- _Requirement_: Turn every line of the listing below into an entry in a numbered list, dropping any blank lines.

(A run of records)
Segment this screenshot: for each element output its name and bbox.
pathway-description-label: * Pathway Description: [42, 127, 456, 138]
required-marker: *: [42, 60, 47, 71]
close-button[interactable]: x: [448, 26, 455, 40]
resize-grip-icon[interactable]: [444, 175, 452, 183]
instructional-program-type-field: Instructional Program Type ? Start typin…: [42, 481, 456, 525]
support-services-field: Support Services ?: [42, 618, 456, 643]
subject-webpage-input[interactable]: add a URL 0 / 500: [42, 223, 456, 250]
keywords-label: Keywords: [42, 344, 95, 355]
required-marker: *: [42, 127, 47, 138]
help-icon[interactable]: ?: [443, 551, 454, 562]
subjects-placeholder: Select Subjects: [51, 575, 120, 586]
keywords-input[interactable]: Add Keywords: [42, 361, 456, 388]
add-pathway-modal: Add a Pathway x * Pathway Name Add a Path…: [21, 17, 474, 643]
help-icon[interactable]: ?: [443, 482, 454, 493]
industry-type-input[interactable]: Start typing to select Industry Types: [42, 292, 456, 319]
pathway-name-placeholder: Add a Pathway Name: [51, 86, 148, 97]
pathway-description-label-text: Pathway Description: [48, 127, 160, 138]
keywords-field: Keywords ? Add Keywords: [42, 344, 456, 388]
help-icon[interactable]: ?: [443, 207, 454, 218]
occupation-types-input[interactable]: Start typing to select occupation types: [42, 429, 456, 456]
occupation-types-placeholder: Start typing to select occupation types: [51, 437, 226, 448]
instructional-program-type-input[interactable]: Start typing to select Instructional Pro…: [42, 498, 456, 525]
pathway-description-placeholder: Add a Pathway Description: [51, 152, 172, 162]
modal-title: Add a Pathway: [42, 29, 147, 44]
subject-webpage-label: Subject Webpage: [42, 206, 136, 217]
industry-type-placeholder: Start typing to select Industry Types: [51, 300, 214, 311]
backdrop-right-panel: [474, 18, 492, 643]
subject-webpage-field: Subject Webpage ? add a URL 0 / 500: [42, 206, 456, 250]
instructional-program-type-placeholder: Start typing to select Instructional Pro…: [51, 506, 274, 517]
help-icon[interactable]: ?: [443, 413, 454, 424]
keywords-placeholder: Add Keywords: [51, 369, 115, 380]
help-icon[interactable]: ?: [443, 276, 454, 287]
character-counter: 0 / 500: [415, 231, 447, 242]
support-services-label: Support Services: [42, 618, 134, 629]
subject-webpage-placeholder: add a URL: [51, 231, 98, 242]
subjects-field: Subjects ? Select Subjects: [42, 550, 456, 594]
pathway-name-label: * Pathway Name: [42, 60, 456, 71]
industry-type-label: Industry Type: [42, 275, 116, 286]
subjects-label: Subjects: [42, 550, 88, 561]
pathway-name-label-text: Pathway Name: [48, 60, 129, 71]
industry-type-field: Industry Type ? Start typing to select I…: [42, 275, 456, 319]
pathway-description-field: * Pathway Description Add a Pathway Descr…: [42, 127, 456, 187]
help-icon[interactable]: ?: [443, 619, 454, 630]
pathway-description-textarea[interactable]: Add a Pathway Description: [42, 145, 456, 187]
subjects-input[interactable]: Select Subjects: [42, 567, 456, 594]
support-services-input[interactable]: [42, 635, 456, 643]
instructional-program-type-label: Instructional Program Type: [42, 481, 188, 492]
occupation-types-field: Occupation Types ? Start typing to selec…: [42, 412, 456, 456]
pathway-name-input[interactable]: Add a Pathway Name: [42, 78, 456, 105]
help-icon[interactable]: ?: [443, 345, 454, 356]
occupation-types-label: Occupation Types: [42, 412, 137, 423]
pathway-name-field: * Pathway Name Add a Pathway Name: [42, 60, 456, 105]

- _Solution for this task_:
1. Segment this screenshot: for each element output its name and bbox.
2. pathway-description-label: * Pathway Description: [42, 127, 456, 138]
3. required-marker: *: [42, 60, 47, 71]
4. close-button[interactable]: x: [448, 26, 455, 40]
5. resize-grip-icon[interactable]: [444, 175, 452, 183]
6. instructional-program-type-field: Instructional Program Type ? Start typin…: [42, 481, 456, 525]
7. support-services-field: Support Services ?: [42, 618, 456, 643]
8. subject-webpage-input[interactable]: add a URL 0 / 500: [42, 223, 456, 250]
9. keywords-label: Keywords: [42, 344, 95, 355]
10. required-marker: *: [42, 127, 47, 138]
11. help-icon[interactable]: ?: [443, 551, 454, 562]
12. subjects-placeholder: Select Subjects: [51, 575, 120, 586]
13. keywords-input[interactable]: Add Keywords: [42, 361, 456, 388]
14. add-pathway-modal: Add a Pathway x * Pathway Name Add a Path…: [21, 17, 474, 643]
15. help-icon[interactable]: ?: [443, 482, 454, 493]
16. industry-type-input[interactable]: Start typing to select Industry Types: [42, 292, 456, 319]
17. pathway-name-placeholder: Add a Pathway Name: [51, 86, 148, 97]
18. pathway-description-label-text: Pathway Description: [48, 127, 160, 138]
19. keywords-field: Keywords ? Add Keywords: [42, 344, 456, 388]
20. help-icon[interactable]: ?: [443, 207, 454, 218]
21. occupation-types-input[interactable]: Start typing to select occupation types: [42, 429, 456, 456]
22. occupation-types-placeholder: Start typing to select occupation types: [51, 437, 226, 448]
23. instructional-program-type-input[interactable]: Start typing to select Instructional Pro…: [42, 498, 456, 525]
24. pathway-description-placeholder: Add a Pathway Description: [51, 152, 172, 162]
25. modal-title: Add a Pathway: [42, 29, 147, 44]
26. subject-webpage-label: Subject Webpage: [42, 206, 136, 217]
27. industry-type-placeholder: Start typing to select Industry Types: [51, 300, 214, 311]
28. backdrop-right-panel: [474, 18, 492, 643]
29. subject-webpage-field: Subject Webpage ? add a URL 0 / 500: [42, 206, 456, 250]
30. instructional-program-type-placeholder: Start typing to select Instructional Pro…: [51, 506, 274, 517]
31. help-icon[interactable]: ?: [443, 413, 454, 424]
32. keywords-placeholder: Add Keywords: [51, 369, 115, 380]
33. help-icon[interactable]: ?: [443, 276, 454, 287]
34. character-counter: 0 / 500: [415, 231, 447, 242]
35. support-services-label: Support Services: [42, 618, 134, 629]
36. subject-webpage-placeholder: add a URL: [51, 231, 98, 242]
37. subjects-field: Subjects ? Select Subjects: [42, 550, 456, 594]
38. pathway-name-label: * Pathway Name: [42, 60, 456, 71]
39. industry-type-label: Industry Type: [42, 275, 116, 286]
40. subjects-label: Subjects: [42, 550, 88, 561]
41. pathway-name-label-text: Pathway Name: [48, 60, 129, 71]
42. industry-type-field: Industry Type ? Start typing to select I…: [42, 275, 456, 319]
43. pathway-description-field: * Pathway Description Add a Pathway Descr…: [42, 127, 456, 187]
44. help-icon[interactable]: ?: [443, 619, 454, 630]
45. pathway-description-textarea[interactable]: Add a Pathway Description: [42, 145, 456, 187]
46. subjects-input[interactable]: Select Subjects: [42, 567, 456, 594]
47. support-services-input[interactable]: [42, 635, 456, 643]
48. instructional-program-type-label: Instructional Program Type: [42, 481, 188, 492]
49. occupation-types-field: Occupation Types ? Start typing to selec…: [42, 412, 456, 456]
50. pathway-name-input[interactable]: Add a Pathway Name: [42, 78, 456, 105]
51. help-icon[interactable]: ?: [443, 345, 454, 356]
52. occupation-types-label: Occupation Types: [42, 412, 137, 423]
53. pathway-name-field: * Pathway Name Add a Pathway Name: [42, 60, 456, 105]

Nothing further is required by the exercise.